Problem to work on: State how many lines in the records below include the word "Ethereum". Give nothing but that number.

(The input Opens)

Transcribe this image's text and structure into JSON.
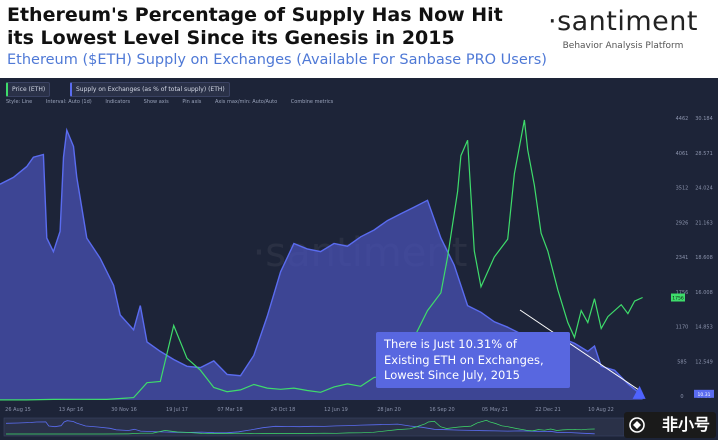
{
  "header": {
    "title": "Ethereum's Percentage of Supply Has Now Hit its Lowest Level Since its Genesis in 2015",
    "subtitle": "Ethereum ($ETH) Supply on Exchanges (Available For Sanbase PRO Users)",
    "brand_name": "·santiment",
    "brand_tagline": "Behavior Analysis Platform"
  },
  "legend_chips": [
    {
      "label": "Price (ETH)",
      "color": "#3edc6b"
    },
    {
      "label": "Supply on Exchanges (as % of total supply) (ETH)",
      "color": "#5a6cf0"
    }
  ],
  "toolbar": {
    "style": "Style: Line",
    "interval": "Interval: Auto (1d)",
    "indicators": "Indicators",
    "show_axis": "Show axis",
    "pin_axis": "Pin axis",
    "axis_minmax": "Axis max/min: Auto/Auto",
    "combine": "Combine metrics"
  },
  "watermark": "·santiment",
  "callout": {
    "line1": "There is Just 10.31% of",
    "line2": "Existing ETH on Exchanges,",
    "line3": "Lowest Since July, 2015"
  },
  "corner_badge": "非小号",
  "colors": {
    "background": "#1d2438",
    "price": "#3edc6b",
    "supply": "#5a6cf0",
    "callout": "#5867e0"
  },
  "chart_data": {
    "type": "line",
    "x_ticks": [
      "26 Aug 15",
      "13 Apr 16",
      "30 Nov 16",
      "19 Jul 17",
      "07 Mar 18",
      "24 Oct 18",
      "12 Jun 19",
      "28 Jan 20",
      "16 Sep 20",
      "05 May 21",
      "22 Dec 21",
      "10 Aug 22"
    ],
    "y_left_ticks": [
      "4462",
      "4061",
      "3512",
      "2926",
      "2341",
      "1756",
      "1170",
      "585",
      "0"
    ],
    "y_right_ticks": [
      "30.184",
      "28.571",
      "24.024",
      "21.163",
      "18.608",
      "16.008",
      "14.853",
      "12.549",
      "10.31"
    ],
    "price_current_label": "1756",
    "supply_current_label": "10.31",
    "series": [
      {
        "name": "Price (ETH)",
        "color": "#3edc6b",
        "axis": "left",
        "points": [
          [
            0.0,
            1
          ],
          [
            0.04,
            2
          ],
          [
            0.08,
            10
          ],
          [
            0.12,
            12
          ],
          [
            0.16,
            10
          ],
          [
            0.2,
            40
          ],
          [
            0.22,
            290
          ],
          [
            0.24,
            310
          ],
          [
            0.26,
            1250
          ],
          [
            0.28,
            700
          ],
          [
            0.3,
            500
          ],
          [
            0.32,
            210
          ],
          [
            0.34,
            140
          ],
          [
            0.36,
            170
          ],
          [
            0.38,
            260
          ],
          [
            0.4,
            200
          ],
          [
            0.42,
            180
          ],
          [
            0.44,
            200
          ],
          [
            0.46,
            160
          ],
          [
            0.48,
            130
          ],
          [
            0.5,
            220
          ],
          [
            0.52,
            270
          ],
          [
            0.54,
            230
          ],
          [
            0.56,
            380
          ],
          [
            0.58,
            400
          ],
          [
            0.6,
            600
          ],
          [
            0.64,
            1500
          ],
          [
            0.66,
            1800
          ],
          [
            0.67,
            2400
          ],
          [
            0.685,
            3500
          ],
          [
            0.69,
            4100
          ],
          [
            0.7,
            4360
          ],
          [
            0.71,
            2500
          ],
          [
            0.72,
            1900
          ],
          [
            0.74,
            2400
          ],
          [
            0.76,
            2700
          ],
          [
            0.77,
            3800
          ],
          [
            0.785,
            4700
          ],
          [
            0.79,
            4200
          ],
          [
            0.8,
            3600
          ],
          [
            0.81,
            2800
          ],
          [
            0.82,
            2500
          ],
          [
            0.835,
            1850
          ],
          [
            0.85,
            1300
          ],
          [
            0.86,
            1050
          ],
          [
            0.87,
            1500
          ],
          [
            0.88,
            1300
          ],
          [
            0.89,
            1700
          ],
          [
            0.9,
            1200
          ],
          [
            0.91,
            1400
          ],
          [
            0.93,
            1600
          ],
          [
            0.94,
            1450
          ],
          [
            0.95,
            1660
          ],
          [
            0.962,
            1720
          ]
        ]
      },
      {
        "name": "Supply on Exchanges (as % of total supply) (ETH)",
        "color": "#5a6cf0",
        "axis": "right",
        "points": [
          [
            0.0,
            26.0
          ],
          [
            0.02,
            26.5
          ],
          [
            0.04,
            27.3
          ],
          [
            0.05,
            28.0
          ],
          [
            0.065,
            28.2
          ],
          [
            0.07,
            22.0
          ],
          [
            0.08,
            21.0
          ],
          [
            0.09,
            22.5
          ],
          [
            0.095,
            28.0
          ],
          [
            0.1,
            30.0
          ],
          [
            0.11,
            28.8
          ],
          [
            0.115,
            26.5
          ],
          [
            0.13,
            22.0
          ],
          [
            0.15,
            20.5
          ],
          [
            0.17,
            18.5
          ],
          [
            0.18,
            16.3
          ],
          [
            0.2,
            15.2
          ],
          [
            0.21,
            17.0
          ],
          [
            0.22,
            14.3
          ],
          [
            0.24,
            13.6
          ],
          [
            0.26,
            13.0
          ],
          [
            0.28,
            12.5
          ],
          [
            0.3,
            12.4
          ],
          [
            0.32,
            12.9
          ],
          [
            0.34,
            11.9
          ],
          [
            0.36,
            11.8
          ],
          [
            0.38,
            13.3
          ],
          [
            0.4,
            16.2
          ],
          [
            0.42,
            19.5
          ],
          [
            0.44,
            21.6
          ],
          [
            0.46,
            21.2
          ],
          [
            0.48,
            21.0
          ],
          [
            0.5,
            21.6
          ],
          [
            0.52,
            21.4
          ],
          [
            0.54,
            22.1
          ],
          [
            0.56,
            22.6
          ],
          [
            0.58,
            23.3
          ],
          [
            0.6,
            23.8
          ],
          [
            0.62,
            24.3
          ],
          [
            0.64,
            24.8
          ],
          [
            0.66,
            22.0
          ],
          [
            0.68,
            20.0
          ],
          [
            0.7,
            17.0
          ],
          [
            0.72,
            16.5
          ],
          [
            0.74,
            15.8
          ],
          [
            0.76,
            15.4
          ],
          [
            0.78,
            14.9
          ],
          [
            0.8,
            14.6
          ],
          [
            0.82,
            14.3
          ],
          [
            0.84,
            14.6
          ],
          [
            0.86,
            14.2
          ],
          [
            0.88,
            13.6
          ],
          [
            0.89,
            14.0
          ],
          [
            0.9,
            12.5
          ],
          [
            0.92,
            12.2
          ],
          [
            0.94,
            11.2
          ],
          [
            0.962,
            10.31
          ]
        ]
      }
    ],
    "left_axis_range": [
      0,
      4800
    ],
    "right_axis_range": [
      10.0,
      31.2
    ],
    "grid": false,
    "legend": "top-left"
  }
}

(The input Closes)

Solution below: 2